Copy every entry word for word, but skip the pictures.

################

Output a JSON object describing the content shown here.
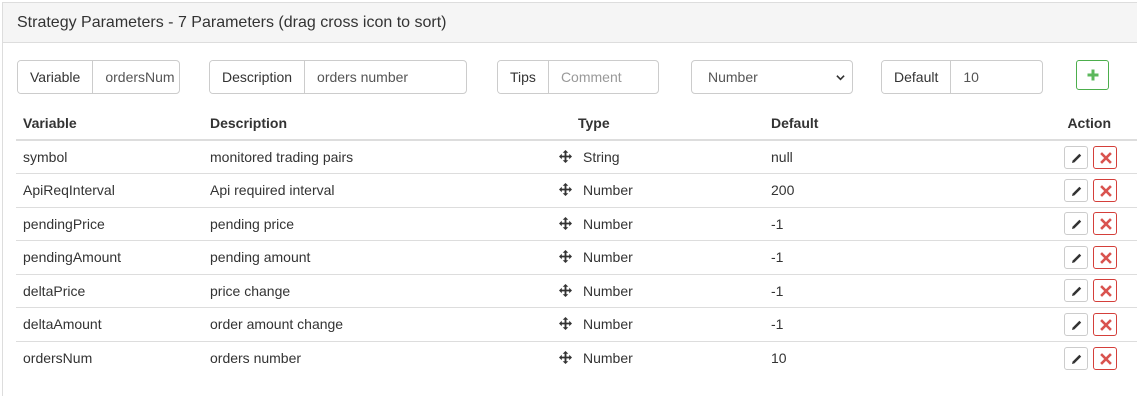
{
  "panel": {
    "title": "Strategy Parameters - 7 Parameters (drag cross icon to sort)"
  },
  "form": {
    "variable_label": "Variable",
    "variable_value": "ordersNum",
    "description_label": "Description",
    "description_value": "orders number",
    "tips_label": "Tips",
    "tips_placeholder": "Comment",
    "type_selected": "Number",
    "default_label": "Default",
    "default_value": "10",
    "add_icon": "plus-icon"
  },
  "table": {
    "headers": {
      "variable": "Variable",
      "description": "Description",
      "type": "Type",
      "default": "Default",
      "action": "Action"
    },
    "rows": [
      {
        "variable": "symbol",
        "description": "monitored trading pairs",
        "type": "String",
        "default": "null"
      },
      {
        "variable": "ApiReqInterval",
        "description": "Api required interval",
        "type": "Number",
        "default": "200"
      },
      {
        "variable": "pendingPrice",
        "description": "pending price",
        "type": "Number",
        "default": "-1"
      },
      {
        "variable": "pendingAmount",
        "description": "pending amount",
        "type": "Number",
        "default": "-1"
      },
      {
        "variable": "deltaPrice",
        "description": "price change",
        "type": "Number",
        "default": "-1"
      },
      {
        "variable": "deltaAmount",
        "description": "order amount change",
        "type": "Number",
        "default": "-1"
      },
      {
        "variable": "ordersNum",
        "description": "orders number",
        "type": "Number",
        "default": "10"
      }
    ]
  },
  "colors": {
    "add_green": "#5cb85c",
    "delete_red": "#d9534f"
  }
}
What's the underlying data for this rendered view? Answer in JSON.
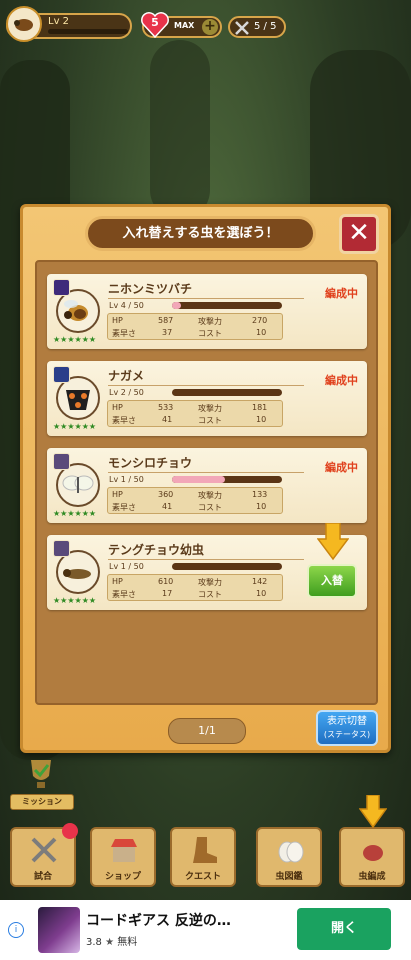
{
  "top": {
    "level": "Lv 2",
    "hearts": "5",
    "max_label": "MAX",
    "battles": "5 / 5"
  },
  "modal": {
    "title": "入れ替えする虫を選ぼう！",
    "close": "✕",
    "page": "1/1",
    "view_toggle": "表示切替",
    "view_toggle_sub": "(ステータス)"
  },
  "labels": {
    "hp": "HP",
    "atk": "攻撃力",
    "spd": "素早さ",
    "cost": "コスト"
  },
  "bugs": [
    {
      "name": "ニホンミツバチ",
      "lv": "Lv 4 / 50",
      "hp": "587",
      "atk": "270",
      "spd": "37",
      "cost": "10",
      "exp": 0.08,
      "status": "編成中",
      "stars": "★★★★★★"
    },
    {
      "name": "ナガメ",
      "lv": "Lv 2 / 50",
      "hp": "533",
      "atk": "181",
      "spd": "41",
      "cost": "10",
      "exp": 0.0,
      "status": "編成中",
      "stars": "★★★★★★"
    },
    {
      "name": "モンシロチョウ",
      "lv": "Lv 1 / 50",
      "hp": "360",
      "atk": "133",
      "spd": "41",
      "cost": "10",
      "exp": 0.48,
      "status": "編成中",
      "stars": "★★★★★★"
    },
    {
      "name": "テングチョウ幼虫",
      "lv": "Lv 1 / 50",
      "hp": "610",
      "atk": "142",
      "spd": "17",
      "cost": "10",
      "exp": 0.0,
      "swap": "入替",
      "stars": "★★★★★★"
    }
  ],
  "menu": {
    "mission": "ミッション",
    "items": [
      "試合",
      "ショップ",
      "クエスト",
      "虫図鑑",
      "虫編成"
    ]
  },
  "ad": {
    "title": "コードギアス 反逆の…",
    "rating": "3.8",
    "price": "無料",
    "button": "開く"
  },
  "colors": {
    "accent": "#e0401c",
    "swap": "#3f9e1f",
    "toggle": "#1f6ec1"
  }
}
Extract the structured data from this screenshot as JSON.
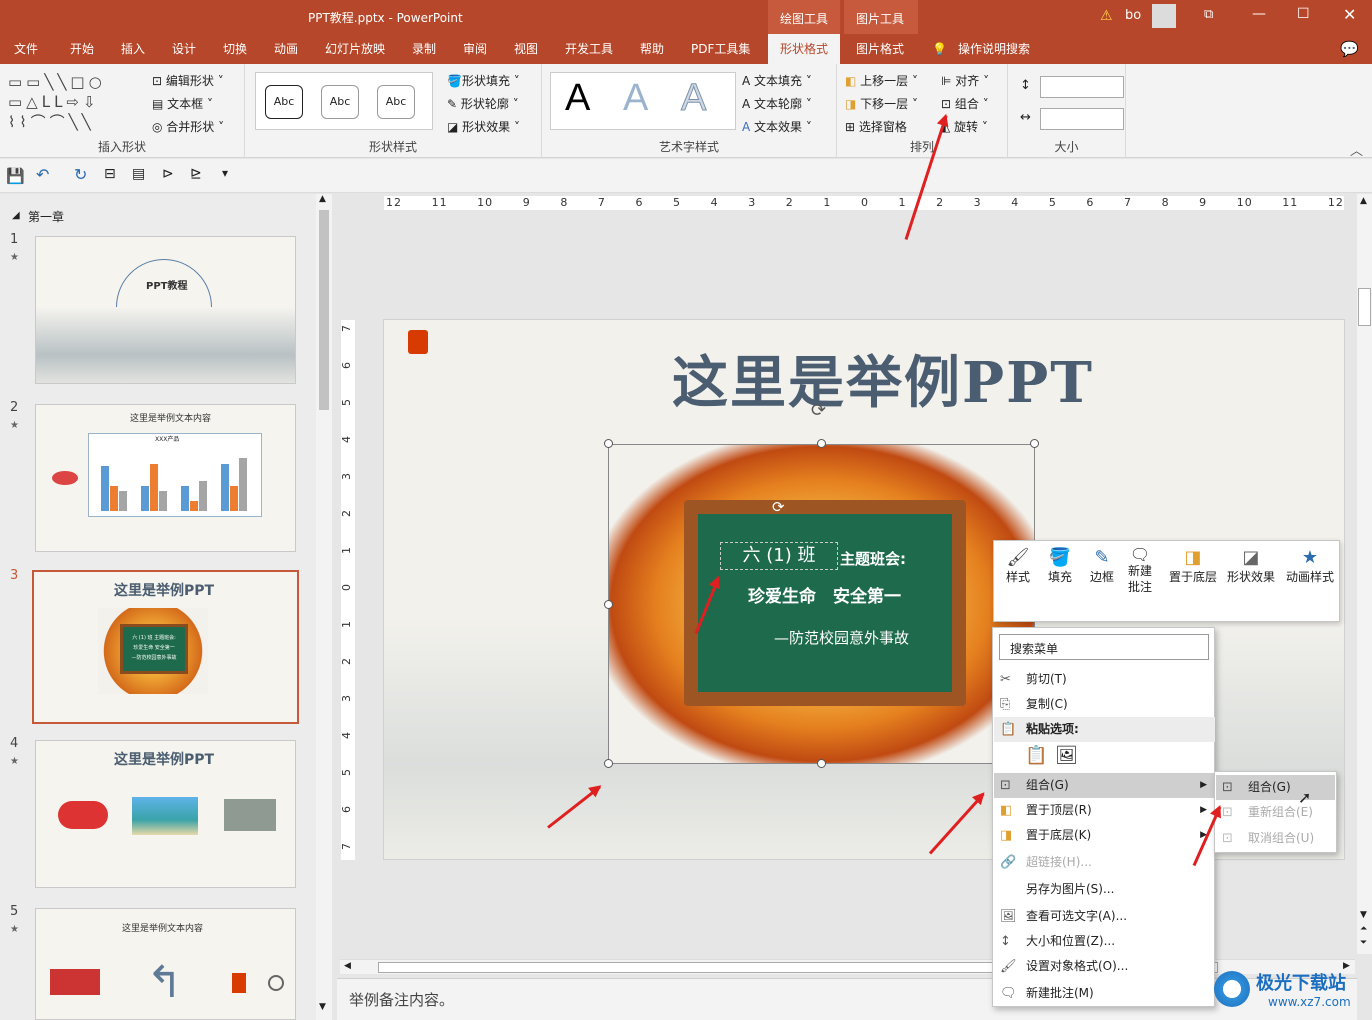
{
  "window": {
    "title": "PPT教程.pptx  -  PowerPoint",
    "ctx_draw": "绘图工具",
    "ctx_pic": "图片工具",
    "user": "bo"
  },
  "menu": {
    "tabs": [
      "文件",
      "开始",
      "插入",
      "设计",
      "切换",
      "动画",
      "幻灯片放映",
      "录制",
      "审阅",
      "视图",
      "开发工具",
      "帮助",
      "PDF工具集"
    ],
    "active": "形状格式",
    "pic_format": "图片格式",
    "tell_me": "操作说明搜索"
  },
  "ribbon": {
    "insert_shapes": {
      "label": "插入形状",
      "edit_shape": "编辑形状",
      "text_box": "文本框",
      "merge_shapes": "合并形状"
    },
    "shape_styles": {
      "label": "形状样式",
      "abc": "Abc",
      "fill": "形状填充",
      "outline": "形状轮廓",
      "effect": "形状效果"
    },
    "wordart": {
      "label": "艺术字样式",
      "a": "A",
      "text_fill": "文本填充",
      "text_outline": "文本轮廓",
      "text_effect": "文本效果"
    },
    "arrange": {
      "label": "排列",
      "bring_forward": "上移一层",
      "send_backward": "下移一层",
      "selection_pane": "选择窗格",
      "align": "对齐",
      "group": "组合",
      "rotate": "旋转"
    },
    "size": {
      "label": "大小"
    }
  },
  "thumbs": {
    "section": "第一章",
    "s1_title": "PPT教程",
    "s2_title": "这里是举例文本内容",
    "s2_chart": "XXX产品",
    "s3_title": "这里是举例PPT",
    "s3_l1": "六 (1) 班  主题班会:",
    "s3_l2": "珍爱生命  安全第一",
    "s3_l3": "—防范校园意外事故",
    "s4_title": "这里是举例PPT",
    "s5_title": "这里是举例文本内容",
    "nums": [
      "1",
      "2",
      "3",
      "4",
      "5"
    ],
    "star": "★"
  },
  "ruler": {
    "h": [
      "12",
      "11",
      "10",
      "9",
      "8",
      "7",
      "6",
      "5",
      "4",
      "3",
      "2",
      "1",
      "0",
      "1",
      "2",
      "3",
      "4",
      "5",
      "6",
      "7",
      "8",
      "9",
      "10",
      "11",
      "12"
    ],
    "v": [
      "7",
      "6",
      "5",
      "4",
      "3",
      "2",
      "1",
      "0",
      "1",
      "2",
      "3",
      "4",
      "5",
      "6",
      "7"
    ]
  },
  "slide": {
    "title": "这里是举例PPT",
    "board_l1": "六 (1) 班",
    "board_l1b": "主题班会:",
    "board_l2": "珍爱生命　安全第一",
    "board_l3": "—防范校园意外事故"
  },
  "mini_toolbar": [
    "样式",
    "填充",
    "边框",
    "新建\n批注",
    "置于底层",
    "形状效果",
    "动画样式"
  ],
  "context_menu": {
    "search": "搜索菜单",
    "items": [
      "剪切(T)",
      "复制(C)",
      "粘贴选项:",
      "组合(G)",
      "置于顶层(R)",
      "置于底层(K)",
      "超链接(H)...",
      "另存为图片(S)...",
      "查看可选文字(A)...",
      "大小和位置(Z)...",
      "设置对象格式(O)...",
      "新建批注(M)"
    ]
  },
  "submenu": [
    "组合(G)",
    "重新组合(E)",
    "取消组合(U)"
  ],
  "notes": "举例备注内容。",
  "watermark": {
    "brand": "极光下载站",
    "url": "www.xz7.com"
  },
  "colors": {
    "accent": "#b7472a",
    "board": "#1e6a4c",
    "arrow": "#e02020"
  }
}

################

Written reply.
Output a JSON object describing the content shown here.
{
  "panel": {
    "title": "Strategy Parameters - 7 Parameters (drag cross icon to sort)"
  },
  "form": {
    "variable_label": "Variable",
    "variable_value": "ordersNum",
    "description_label": "Description",
    "description_value": "orders number",
    "tips_label": "Tips",
    "tips_placeholder": "Comment",
    "type_selected": "Number",
    "default_label": "Default",
    "default_value": "10",
    "add_icon": "plus-icon"
  },
  "table": {
    "headers": {
      "variable": "Variable",
      "description": "Description",
      "type": "Type",
      "default": "Default",
      "action": "Action"
    },
    "rows": [
      {
        "variable": "symbol",
        "description": "monitored trading pairs",
        "type": "String",
        "default": "null"
      },
      {
        "variable": "ApiReqInterval",
        "description": "Api required interval",
        "type": "Number",
        "default": "200"
      },
      {
        "variable": "pendingPrice",
        "description": "pending price",
        "type": "Number",
        "default": "-1"
      },
      {
        "variable": "pendingAmount",
        "description": "pending amount",
        "type": "Number",
        "default": "-1"
      },
      {
        "variable": "deltaPrice",
        "description": "price change",
        "type": "Number",
        "default": "-1"
      },
      {
        "variable": "deltaAmount",
        "description": "order amount change",
        "type": "Number",
        "default": "-1"
      },
      {
        "variable": "ordersNum",
        "description": "orders number",
        "type": "Number",
        "default": "10"
      }
    ]
  },
  "colors": {
    "add_green": "#5cb85c",
    "delete_red": "#d9534f"
  }
}
What's the underlying data for this rendered view? Answer in JSON.
{
  "top": {
    "level": "Lv 2",
    "hearts": "5",
    "max_label": "MAX",
    "battles": "5 / 5"
  },
  "modal": {
    "title": "入れ替えする虫を選ぼう！",
    "close": "✕",
    "page": "1/1",
    "view_toggle": "表示切替",
    "view_toggle_sub": "(ステータス)"
  },
  "labels": {
    "hp": "HP",
    "atk": "攻撃力",
    "spd": "素早さ",
    "cost": "コスト"
  },
  "bugs": [
    {
      "name": "ニホンミツバチ",
      "lv": "Lv 4 / 50",
      "hp": "587",
      "atk": "270",
      "spd": "37",
      "cost": "10",
      "exp": 0.08,
      "status": "編成中",
      "stars": "★★★★★★"
    },
    {
      "name": "ナガメ",
      "lv": "Lv 2 / 50",
      "hp": "533",
      "atk": "181",
      "spd": "41",
      "cost": "10",
      "exp": 0.0,
      "status": "編成中",
      "stars": "★★★★★★"
    },
    {
      "name": "モンシロチョウ",
      "lv": "Lv 1 / 50",
      "hp": "360",
      "atk": "133",
      "spd": "41",
      "cost": "10",
      "exp": 0.48,
      "status": "編成中",
      "stars": "★★★★★★"
    },
    {
      "name": "テングチョウ幼虫",
      "lv": "Lv 1 / 50",
      "hp": "610",
      "atk": "142",
      "spd": "17",
      "cost": "10",
      "exp": 0.0,
      "swap": "入替",
      "stars": "★★★★★★"
    }
  ],
  "menu": {
    "mission": "ミッション",
    "items": [
      "試合",
      "ショップ",
      "クエスト",
      "虫図鑑",
      "虫編成"
    ]
  },
  "ad": {
    "title": "コードギアス 反逆の…",
    "rating": "3.8",
    "price": "無料",
    "button": "開く"
  },
  "colors": {
    "accent": "#e0401c",
    "swap": "#3f9e1f",
    "toggle": "#1f6ec1"
  }
}
Extract the structured data from this screenshot as JSON.
{
  "window": {
    "title": "PPT教程.pptx  -  PowerPoint",
    "ctx_draw": "绘图工具",
    "ctx_pic": "图片工具",
    "user": "bo"
  },
  "menu": {
    "tabs": [
      "文件",
      "开始",
      "插入",
      "设计",
      "切换",
      "动画",
      "幻灯片放映",
      "录制",
      "审阅",
      "视图",
      "开发工具",
      "帮助",
      "PDF工具集"
    ],
    "active": "形状格式",
    "pic_format": "图片格式",
    "tell_me": "操作说明搜索"
  },
  "ribbon": {
    "insert_shapes": {
      "label": "插入形状",
      "edit_shape": "编辑形状",
      "text_box": "文本框",
      "merge_shapes": "合并形状"
    },
    "shape_styles": {
      "label": "形状样式",
      "abc": "Abc",
      "fill": "形状填充",
      "outline": "形状轮廓",
      "effect": "形状效果"
    },
    "wordart": {
      "label": "艺术字样式",
      "a": "A",
      "text_fill": "文本填充",
      "text_outline": "文本轮廓",
      "text_effect": "文本效果"
    },
    "arrange": {
      "label": "排列",
      "bring_forward": "上移一层",
      "send_backward": "下移一层",
      "selection_pane": "选择窗格",
      "align": "对齐",
      "group": "组合",
      "rotate": "旋转"
    },
    "size": {
      "label": "大小"
    }
  },
  "thumbs": {
    "section": "第一章",
    "s1_title": "PPT教程",
    "s2_title": "这里是举例文本内容",
    "s2_chart": "XXX产品",
    "s3_title": "这里是举例PPT",
    "s3_l1": "六 (1) 班  主题班会:",
    "s3_l2": "珍爱生命  安全第一",
    "s3_l3": "—防范校园意外事故",
    "s4_title": "这里是举例PPT",
    "s5_title": "这里是举例文本内容",
    "nums": [
      "1",
      "2",
      "3",
      "4",
      "5"
    ],
    "star": "★"
  },
  "ruler": {
    "h": [
      "12",
      "11",
      "10",
      "9",
      "8",
      "7",
      "6",
      "5",
      "4",
      "3",
      "2",
      "1",
      "0",
      "1",
      "2",
      "3",
      "4",
      "5",
      "6",
      "7",
      "8",
      "9",
      "10",
      "11",
      "12"
    ],
    "v": [
      "7",
      "6",
      "5",
      "4",
      "3",
      "2",
      "1",
      "0",
      "1",
      "2",
      "3",
      "4",
      "5",
      "6",
      "7"
    ]
  },
  "slide": {
    "title": "这里是举例PPT",
    "board_l1": "六 (1) 班",
    "board_l1b": "主题班会:",
    "board_l2": "珍爱生命　安全第一",
    "board_l3": "—防范校园意外事故"
  },
  "mini_toolbar": [
    "样式",
    "填充",
    "边框",
    "新建\n批注",
    "置于底层",
    "形状效果",
    "动画样式"
  ],
  "context_menu": {
    "search": "搜索菜单",
    "items": [
      "剪切(T)",
      "复制(C)",
      "粘贴选项:",
      "组合(G)",
      "置于顶层(R)",
      "置于底层(K)",
      "超链接(H)...",
      "另存为图片(S)...",
      "查看可选文字(A)...",
      "大小和位置(Z)...",
      "设置对象格式(O)...",
      "新建批注(M)"
    ]
  },
  "submenu": [
    "组合(G)",
    "重新组合(E)",
    "取消组合(U)"
  ],
  "notes": "举例备注内容。",
  "watermark": {
    "brand": "极光下载站",
    "url": "www.xz7.com"
  },
  "colors": {
    "accent": "#b7472a",
    "board": "#1e6a4c",
    "arrow": "#e02020"
  }
}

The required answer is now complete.